--- begin Exercise input ---

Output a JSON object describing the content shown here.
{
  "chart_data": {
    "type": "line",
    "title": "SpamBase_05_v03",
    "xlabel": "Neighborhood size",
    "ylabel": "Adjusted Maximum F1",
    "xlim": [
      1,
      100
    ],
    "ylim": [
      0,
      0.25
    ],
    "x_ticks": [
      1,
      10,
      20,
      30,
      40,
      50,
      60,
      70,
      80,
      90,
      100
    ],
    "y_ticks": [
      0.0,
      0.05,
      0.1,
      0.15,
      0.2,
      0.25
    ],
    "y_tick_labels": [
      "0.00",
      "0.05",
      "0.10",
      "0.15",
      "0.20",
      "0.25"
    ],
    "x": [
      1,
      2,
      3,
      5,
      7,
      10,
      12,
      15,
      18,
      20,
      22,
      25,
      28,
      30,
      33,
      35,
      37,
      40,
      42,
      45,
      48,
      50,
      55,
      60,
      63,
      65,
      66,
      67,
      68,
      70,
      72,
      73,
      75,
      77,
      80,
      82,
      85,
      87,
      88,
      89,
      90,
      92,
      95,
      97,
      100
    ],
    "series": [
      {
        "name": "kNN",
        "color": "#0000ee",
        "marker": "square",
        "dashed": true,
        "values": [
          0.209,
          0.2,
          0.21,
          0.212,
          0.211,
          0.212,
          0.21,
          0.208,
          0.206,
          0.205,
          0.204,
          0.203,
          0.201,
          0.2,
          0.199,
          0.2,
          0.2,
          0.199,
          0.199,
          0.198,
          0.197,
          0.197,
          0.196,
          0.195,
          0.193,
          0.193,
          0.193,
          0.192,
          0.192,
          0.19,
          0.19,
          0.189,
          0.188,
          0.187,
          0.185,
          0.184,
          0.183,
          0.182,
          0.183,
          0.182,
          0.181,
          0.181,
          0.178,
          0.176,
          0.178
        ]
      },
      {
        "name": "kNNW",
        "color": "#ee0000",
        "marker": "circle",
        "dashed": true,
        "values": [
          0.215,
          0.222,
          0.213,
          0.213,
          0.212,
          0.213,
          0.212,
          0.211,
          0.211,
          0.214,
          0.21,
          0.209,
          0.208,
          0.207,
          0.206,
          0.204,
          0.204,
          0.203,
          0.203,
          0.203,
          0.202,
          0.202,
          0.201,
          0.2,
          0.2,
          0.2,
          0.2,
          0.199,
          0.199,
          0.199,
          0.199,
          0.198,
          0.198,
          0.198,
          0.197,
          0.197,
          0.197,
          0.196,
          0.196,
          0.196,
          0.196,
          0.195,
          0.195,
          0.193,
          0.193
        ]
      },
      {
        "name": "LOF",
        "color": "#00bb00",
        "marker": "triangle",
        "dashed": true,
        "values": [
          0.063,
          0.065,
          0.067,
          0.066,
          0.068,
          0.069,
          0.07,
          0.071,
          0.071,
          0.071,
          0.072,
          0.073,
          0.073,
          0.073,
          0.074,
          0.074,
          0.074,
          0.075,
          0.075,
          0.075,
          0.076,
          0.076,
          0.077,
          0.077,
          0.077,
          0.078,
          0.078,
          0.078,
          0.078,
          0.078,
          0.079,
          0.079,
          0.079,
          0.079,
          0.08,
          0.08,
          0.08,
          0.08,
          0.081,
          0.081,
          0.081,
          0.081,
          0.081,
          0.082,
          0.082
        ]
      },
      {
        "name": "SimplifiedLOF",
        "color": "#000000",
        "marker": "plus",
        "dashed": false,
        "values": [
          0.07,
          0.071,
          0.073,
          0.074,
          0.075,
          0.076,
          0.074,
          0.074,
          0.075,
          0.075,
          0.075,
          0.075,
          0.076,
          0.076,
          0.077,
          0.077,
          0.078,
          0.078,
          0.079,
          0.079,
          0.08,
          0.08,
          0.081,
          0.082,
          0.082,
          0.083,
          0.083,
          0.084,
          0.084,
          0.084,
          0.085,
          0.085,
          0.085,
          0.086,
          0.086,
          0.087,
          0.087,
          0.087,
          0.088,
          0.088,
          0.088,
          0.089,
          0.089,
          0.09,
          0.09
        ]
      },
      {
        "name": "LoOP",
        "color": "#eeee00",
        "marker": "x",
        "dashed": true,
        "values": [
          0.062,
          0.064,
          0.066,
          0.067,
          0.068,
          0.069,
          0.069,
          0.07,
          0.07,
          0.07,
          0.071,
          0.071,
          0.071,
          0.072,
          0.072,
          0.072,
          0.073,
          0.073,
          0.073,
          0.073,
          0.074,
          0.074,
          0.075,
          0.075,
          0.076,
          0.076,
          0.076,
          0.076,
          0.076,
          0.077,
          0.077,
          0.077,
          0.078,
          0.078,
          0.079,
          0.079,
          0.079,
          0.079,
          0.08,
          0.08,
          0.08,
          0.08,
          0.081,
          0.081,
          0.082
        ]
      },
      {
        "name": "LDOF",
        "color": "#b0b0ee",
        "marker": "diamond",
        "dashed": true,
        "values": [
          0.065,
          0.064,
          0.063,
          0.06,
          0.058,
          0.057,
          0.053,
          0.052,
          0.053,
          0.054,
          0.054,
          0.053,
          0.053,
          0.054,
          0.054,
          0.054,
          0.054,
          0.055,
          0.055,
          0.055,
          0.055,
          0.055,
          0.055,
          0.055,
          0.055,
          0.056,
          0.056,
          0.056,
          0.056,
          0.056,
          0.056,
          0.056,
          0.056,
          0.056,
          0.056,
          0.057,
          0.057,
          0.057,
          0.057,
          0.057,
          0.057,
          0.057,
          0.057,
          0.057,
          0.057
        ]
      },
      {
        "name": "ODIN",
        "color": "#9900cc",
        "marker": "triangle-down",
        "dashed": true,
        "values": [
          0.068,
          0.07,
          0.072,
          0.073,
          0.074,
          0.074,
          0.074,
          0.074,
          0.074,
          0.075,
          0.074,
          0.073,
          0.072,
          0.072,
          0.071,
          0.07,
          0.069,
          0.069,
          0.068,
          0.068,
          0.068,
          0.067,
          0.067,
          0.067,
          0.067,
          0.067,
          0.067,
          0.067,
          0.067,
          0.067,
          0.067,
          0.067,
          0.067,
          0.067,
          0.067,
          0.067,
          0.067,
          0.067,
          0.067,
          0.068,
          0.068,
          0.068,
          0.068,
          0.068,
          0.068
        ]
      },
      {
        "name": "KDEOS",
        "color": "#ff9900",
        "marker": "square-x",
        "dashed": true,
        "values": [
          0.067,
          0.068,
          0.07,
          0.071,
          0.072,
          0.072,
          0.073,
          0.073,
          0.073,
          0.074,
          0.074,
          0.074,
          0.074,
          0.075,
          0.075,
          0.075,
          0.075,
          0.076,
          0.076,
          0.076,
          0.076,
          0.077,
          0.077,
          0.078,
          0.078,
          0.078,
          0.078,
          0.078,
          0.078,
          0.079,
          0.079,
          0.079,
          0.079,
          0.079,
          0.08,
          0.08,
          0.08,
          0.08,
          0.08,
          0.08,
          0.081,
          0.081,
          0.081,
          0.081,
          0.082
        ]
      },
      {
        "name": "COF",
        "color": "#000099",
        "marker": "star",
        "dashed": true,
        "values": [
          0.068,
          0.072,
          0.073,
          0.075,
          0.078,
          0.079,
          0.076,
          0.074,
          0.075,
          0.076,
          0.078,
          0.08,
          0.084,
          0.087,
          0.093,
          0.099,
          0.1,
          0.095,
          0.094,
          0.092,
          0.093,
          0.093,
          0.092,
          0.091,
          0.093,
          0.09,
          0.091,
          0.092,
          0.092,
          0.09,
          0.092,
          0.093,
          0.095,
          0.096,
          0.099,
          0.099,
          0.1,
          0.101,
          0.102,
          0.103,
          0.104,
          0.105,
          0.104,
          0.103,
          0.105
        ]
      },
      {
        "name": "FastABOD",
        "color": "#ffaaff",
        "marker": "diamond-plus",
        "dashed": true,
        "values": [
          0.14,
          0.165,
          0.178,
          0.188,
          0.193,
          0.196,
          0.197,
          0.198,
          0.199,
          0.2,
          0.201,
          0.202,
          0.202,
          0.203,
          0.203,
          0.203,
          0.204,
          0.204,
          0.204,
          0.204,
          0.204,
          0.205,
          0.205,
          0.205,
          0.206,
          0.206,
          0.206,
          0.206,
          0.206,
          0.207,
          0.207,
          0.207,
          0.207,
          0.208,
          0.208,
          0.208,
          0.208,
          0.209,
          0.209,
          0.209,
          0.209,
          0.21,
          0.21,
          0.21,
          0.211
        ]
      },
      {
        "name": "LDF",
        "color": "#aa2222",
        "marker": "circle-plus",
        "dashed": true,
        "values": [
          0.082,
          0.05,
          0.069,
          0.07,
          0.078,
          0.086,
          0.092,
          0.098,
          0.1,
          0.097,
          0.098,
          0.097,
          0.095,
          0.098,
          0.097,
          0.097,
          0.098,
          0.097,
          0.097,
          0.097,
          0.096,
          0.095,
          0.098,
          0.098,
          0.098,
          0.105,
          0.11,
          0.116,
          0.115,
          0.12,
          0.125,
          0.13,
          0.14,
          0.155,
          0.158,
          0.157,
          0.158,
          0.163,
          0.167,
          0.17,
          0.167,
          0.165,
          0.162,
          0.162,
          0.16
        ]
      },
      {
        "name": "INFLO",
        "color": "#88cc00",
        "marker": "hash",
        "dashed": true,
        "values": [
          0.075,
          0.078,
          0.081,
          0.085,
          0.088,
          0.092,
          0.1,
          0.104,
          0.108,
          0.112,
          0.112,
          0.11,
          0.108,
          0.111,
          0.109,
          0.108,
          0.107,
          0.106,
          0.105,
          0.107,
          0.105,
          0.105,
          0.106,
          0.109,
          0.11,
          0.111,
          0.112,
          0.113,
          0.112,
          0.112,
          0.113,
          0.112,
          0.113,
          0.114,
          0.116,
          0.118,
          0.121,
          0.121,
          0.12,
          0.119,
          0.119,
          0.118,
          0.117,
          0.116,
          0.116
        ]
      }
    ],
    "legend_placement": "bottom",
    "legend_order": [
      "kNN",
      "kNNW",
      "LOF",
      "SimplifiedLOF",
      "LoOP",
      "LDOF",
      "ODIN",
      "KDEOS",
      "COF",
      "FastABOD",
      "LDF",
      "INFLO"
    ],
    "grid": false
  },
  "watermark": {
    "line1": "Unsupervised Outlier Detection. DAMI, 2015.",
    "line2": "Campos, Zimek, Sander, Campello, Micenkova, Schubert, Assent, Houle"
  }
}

--- end Exercise input ---

» **What you need to do**: Identify and extract each line of the listing that contains "marker".

» **Written reply**:
        "marker": "square",
        "marker": "circle",
        "marker": "triangle",
        "marker": "plus",
        "marker": "x",
        "marker": "diamond",
        "marker": "triangle-down",
        "marker": "square-x",
        "marker": "star",
        "marker": "diamond-plus",
        "marker": "circle-plus",
        "marker": "hash",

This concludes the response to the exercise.